━━━ Listed entries
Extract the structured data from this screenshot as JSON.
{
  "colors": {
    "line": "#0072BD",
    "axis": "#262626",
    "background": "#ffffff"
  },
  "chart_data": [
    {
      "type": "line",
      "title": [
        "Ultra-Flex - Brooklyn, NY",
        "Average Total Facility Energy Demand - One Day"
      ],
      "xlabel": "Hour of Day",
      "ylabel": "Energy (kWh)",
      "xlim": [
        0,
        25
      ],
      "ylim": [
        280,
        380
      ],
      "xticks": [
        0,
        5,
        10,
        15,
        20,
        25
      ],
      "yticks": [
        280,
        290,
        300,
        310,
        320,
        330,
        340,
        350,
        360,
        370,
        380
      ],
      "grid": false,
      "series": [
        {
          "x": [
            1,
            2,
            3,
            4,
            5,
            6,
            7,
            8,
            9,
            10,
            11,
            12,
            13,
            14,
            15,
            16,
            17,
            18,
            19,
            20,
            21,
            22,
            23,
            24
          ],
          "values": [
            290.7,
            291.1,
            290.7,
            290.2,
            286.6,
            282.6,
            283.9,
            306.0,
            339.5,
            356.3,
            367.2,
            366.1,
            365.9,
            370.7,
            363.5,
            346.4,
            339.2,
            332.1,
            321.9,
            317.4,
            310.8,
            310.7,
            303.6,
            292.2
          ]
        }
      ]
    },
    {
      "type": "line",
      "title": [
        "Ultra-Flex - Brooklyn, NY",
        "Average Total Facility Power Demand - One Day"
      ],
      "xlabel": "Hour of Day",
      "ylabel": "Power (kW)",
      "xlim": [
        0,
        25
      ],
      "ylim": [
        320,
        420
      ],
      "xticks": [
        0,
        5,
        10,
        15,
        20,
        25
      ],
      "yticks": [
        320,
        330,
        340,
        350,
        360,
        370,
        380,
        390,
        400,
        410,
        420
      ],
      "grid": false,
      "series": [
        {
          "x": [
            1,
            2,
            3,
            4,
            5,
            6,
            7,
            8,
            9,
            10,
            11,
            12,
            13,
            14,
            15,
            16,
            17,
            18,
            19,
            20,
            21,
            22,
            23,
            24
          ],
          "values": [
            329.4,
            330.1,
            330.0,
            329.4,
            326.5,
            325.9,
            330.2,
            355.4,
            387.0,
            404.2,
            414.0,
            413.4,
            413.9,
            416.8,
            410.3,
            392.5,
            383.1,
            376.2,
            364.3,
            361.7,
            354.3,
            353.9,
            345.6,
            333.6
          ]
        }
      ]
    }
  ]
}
━━━━━━
Objective: Please output the complete data exactly.

Exercise result:
Extract the structured data from this screenshot as JSON.
{
  "colors": {
    "line": "#0072BD",
    "axis": "#262626",
    "background": "#ffffff"
  },
  "chart_data": [
    {
      "type": "line",
      "title": [
        "Ultra-Flex - Brooklyn, NY",
        "Average Total Facility Energy Demand - One Day"
      ],
      "xlabel": "Hour of Day",
      "ylabel": "Energy (kWh)",
      "xlim": [
        0,
        25
      ],
      "ylim": [
        280,
        380
      ],
      "xticks": [
        0,
        5,
        10,
        15,
        20,
        25
      ],
      "yticks": [
        280,
        290,
        300,
        310,
        320,
        330,
        340,
        350,
        360,
        370,
        380
      ],
      "grid": false,
      "series": [
        {
          "x": [
            1,
            2,
            3,
            4,
            5,
            6,
            7,
            8,
            9,
            10,
            11,
            12,
            13,
            14,
            15,
            16,
            17,
            18,
            19,
            20,
            21,
            22,
            23,
            24
          ],
          "values": [
            290.7,
            291.1,
            290.7,
            290.2,
            286.6,
            282.6,
            283.9,
            306.0,
            339.5,
            356.3,
            367.2,
            366.1,
            365.9,
            370.7,
            363.5,
            346.4,
            339.2,
            332.1,
            321.9,
            317.4,
            310.8,
            310.7,
            303.6,
            292.2
          ]
        }
      ]
    },
    {
      "type": "line",
      "title": [
        "Ultra-Flex - Brooklyn, NY",
        "Average Total Facility Power Demand - One Day"
      ],
      "xlabel": "Hour of Day",
      "ylabel": "Power (kW)",
      "xlim": [
        0,
        25
      ],
      "ylim": [
        320,
        420
      ],
      "xticks": [
        0,
        5,
        10,
        15,
        20,
        25
      ],
      "yticks": [
        320,
        330,
        340,
        350,
        360,
        370,
        380,
        390,
        400,
        410,
        420
      ],
      "grid": false,
      "series": [
        {
          "x": [
            1,
            2,
            3,
            4,
            5,
            6,
            7,
            8,
            9,
            10,
            11,
            12,
            13,
            14,
            15,
            16,
            17,
            18,
            19,
            20,
            21,
            22,
            23,
            24
          ],
          "values": [
            329.4,
            330.1,
            330.0,
            329.4,
            326.5,
            325.9,
            330.2,
            355.4,
            387.0,
            404.2,
            414.0,
            413.4,
            413.9,
            416.8,
            410.3,
            392.5,
            383.1,
            376.2,
            364.3,
            361.7,
            354.3,
            353.9,
            345.6,
            333.6
          ]
        }
      ]
    }
  ]
}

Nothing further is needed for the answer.